▶ TASK STATEMENT
Select, from the material below, each line with "name" in it.

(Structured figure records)

-----

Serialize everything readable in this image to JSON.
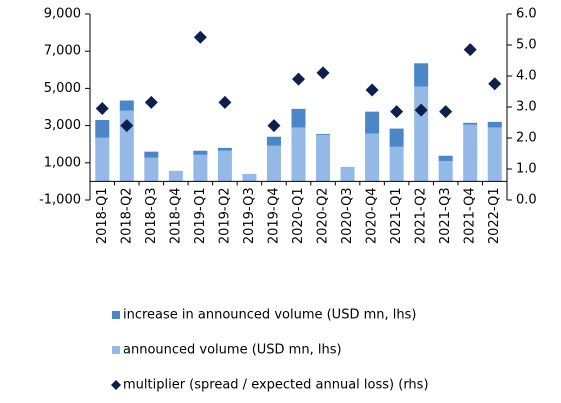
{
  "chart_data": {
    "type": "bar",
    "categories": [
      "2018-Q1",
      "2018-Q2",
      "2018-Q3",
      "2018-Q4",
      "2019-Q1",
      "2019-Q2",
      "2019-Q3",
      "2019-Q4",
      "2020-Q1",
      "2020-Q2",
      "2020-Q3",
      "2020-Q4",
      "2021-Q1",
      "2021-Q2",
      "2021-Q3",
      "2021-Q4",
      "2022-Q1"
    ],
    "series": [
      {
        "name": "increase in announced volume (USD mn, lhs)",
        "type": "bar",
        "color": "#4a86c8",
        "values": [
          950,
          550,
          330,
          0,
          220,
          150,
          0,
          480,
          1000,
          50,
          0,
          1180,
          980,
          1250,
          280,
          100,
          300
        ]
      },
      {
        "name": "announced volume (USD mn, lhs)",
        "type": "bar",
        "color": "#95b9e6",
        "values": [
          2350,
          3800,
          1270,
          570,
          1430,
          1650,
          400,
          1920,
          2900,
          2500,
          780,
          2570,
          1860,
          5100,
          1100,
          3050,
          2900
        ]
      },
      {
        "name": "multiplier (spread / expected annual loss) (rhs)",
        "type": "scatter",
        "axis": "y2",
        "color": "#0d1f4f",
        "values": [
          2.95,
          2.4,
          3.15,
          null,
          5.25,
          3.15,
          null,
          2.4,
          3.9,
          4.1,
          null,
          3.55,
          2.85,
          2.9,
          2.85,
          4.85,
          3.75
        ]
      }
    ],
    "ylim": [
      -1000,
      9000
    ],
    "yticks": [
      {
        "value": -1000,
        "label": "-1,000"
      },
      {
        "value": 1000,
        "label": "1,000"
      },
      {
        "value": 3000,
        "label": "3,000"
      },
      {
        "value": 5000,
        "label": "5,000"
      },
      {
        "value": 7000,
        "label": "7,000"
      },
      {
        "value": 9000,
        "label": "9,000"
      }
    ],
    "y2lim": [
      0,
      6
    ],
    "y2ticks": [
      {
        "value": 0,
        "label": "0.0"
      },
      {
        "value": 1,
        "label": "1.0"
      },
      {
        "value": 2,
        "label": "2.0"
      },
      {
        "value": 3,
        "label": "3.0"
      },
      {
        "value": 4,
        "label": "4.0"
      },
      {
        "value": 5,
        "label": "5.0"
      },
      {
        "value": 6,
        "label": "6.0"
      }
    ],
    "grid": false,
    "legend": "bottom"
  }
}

-----

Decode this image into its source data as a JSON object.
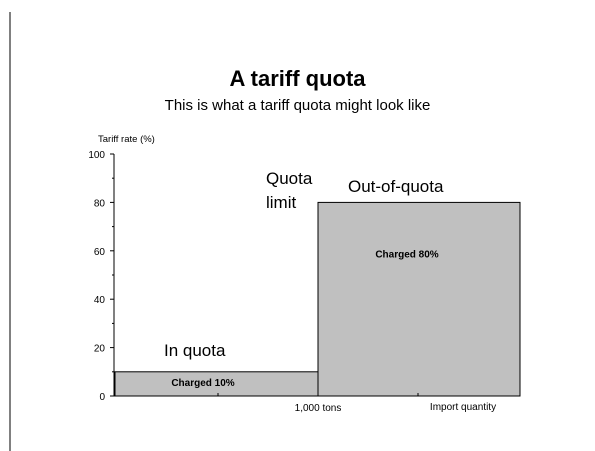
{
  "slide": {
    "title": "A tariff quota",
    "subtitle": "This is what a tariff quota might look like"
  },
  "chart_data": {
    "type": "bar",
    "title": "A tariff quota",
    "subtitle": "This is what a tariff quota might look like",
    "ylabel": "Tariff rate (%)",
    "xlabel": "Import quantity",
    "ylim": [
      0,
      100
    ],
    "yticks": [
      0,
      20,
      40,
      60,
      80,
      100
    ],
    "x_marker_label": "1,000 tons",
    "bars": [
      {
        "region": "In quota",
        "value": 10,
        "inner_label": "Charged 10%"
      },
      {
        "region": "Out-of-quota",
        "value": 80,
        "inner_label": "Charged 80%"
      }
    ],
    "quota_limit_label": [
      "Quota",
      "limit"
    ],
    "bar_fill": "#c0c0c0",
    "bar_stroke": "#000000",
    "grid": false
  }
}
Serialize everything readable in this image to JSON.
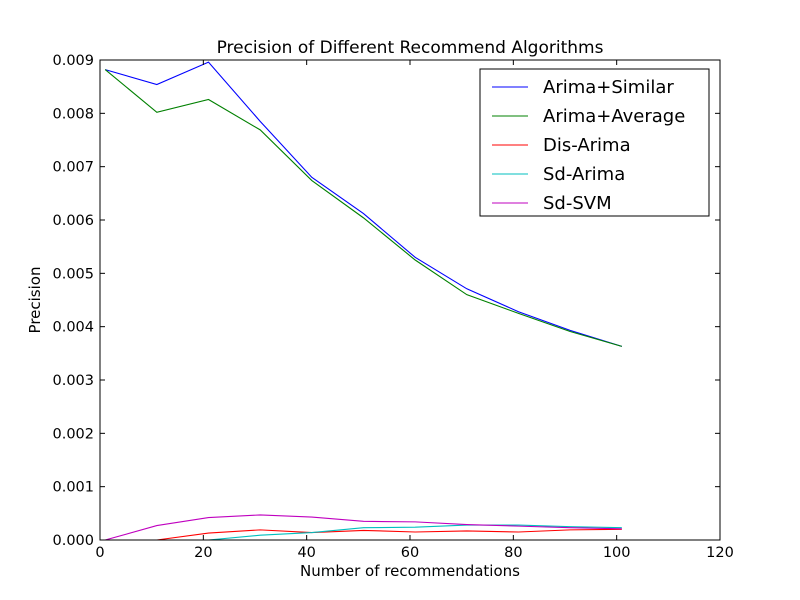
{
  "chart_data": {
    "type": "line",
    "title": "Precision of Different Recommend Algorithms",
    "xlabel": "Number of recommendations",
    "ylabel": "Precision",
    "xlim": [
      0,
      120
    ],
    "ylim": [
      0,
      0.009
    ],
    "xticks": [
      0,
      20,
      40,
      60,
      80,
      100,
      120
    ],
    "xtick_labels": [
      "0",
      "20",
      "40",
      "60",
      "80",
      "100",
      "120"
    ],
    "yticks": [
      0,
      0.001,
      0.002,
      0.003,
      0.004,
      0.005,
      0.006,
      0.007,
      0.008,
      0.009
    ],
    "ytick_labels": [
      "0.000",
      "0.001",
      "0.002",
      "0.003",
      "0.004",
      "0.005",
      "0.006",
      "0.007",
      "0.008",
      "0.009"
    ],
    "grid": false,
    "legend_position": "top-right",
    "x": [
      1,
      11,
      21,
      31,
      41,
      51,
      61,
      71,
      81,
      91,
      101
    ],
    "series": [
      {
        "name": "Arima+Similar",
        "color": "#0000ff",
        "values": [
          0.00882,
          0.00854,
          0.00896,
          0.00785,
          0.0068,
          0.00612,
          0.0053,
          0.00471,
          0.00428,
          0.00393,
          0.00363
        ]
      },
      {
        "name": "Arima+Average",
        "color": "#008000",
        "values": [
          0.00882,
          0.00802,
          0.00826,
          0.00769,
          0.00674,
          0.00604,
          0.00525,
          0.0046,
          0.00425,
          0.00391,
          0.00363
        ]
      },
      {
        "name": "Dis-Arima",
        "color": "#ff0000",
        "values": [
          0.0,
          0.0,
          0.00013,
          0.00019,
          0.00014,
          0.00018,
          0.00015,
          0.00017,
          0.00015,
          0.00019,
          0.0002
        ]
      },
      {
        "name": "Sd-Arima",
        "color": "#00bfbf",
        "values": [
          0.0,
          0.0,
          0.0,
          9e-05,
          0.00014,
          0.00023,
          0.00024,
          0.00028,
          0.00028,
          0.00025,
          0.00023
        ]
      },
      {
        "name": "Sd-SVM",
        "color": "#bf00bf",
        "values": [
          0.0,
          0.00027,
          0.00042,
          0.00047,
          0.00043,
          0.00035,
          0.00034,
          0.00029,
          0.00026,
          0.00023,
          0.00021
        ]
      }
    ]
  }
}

-----

▶ OUTPUT FOR THIS EXERCISE
        "name": "increase in announced volume (USD mn, lhs)",
        "name": "announced volume (USD mn, lhs)",
        "name": "multiplier (spread / expected annual loss) (rhs)",
        "name": "Arima+Similar",
        "name": "Arima+Average",
        "name": "Dis-Arima",
        "name": "Sd-Arima",
        "name": "Sd-SVM",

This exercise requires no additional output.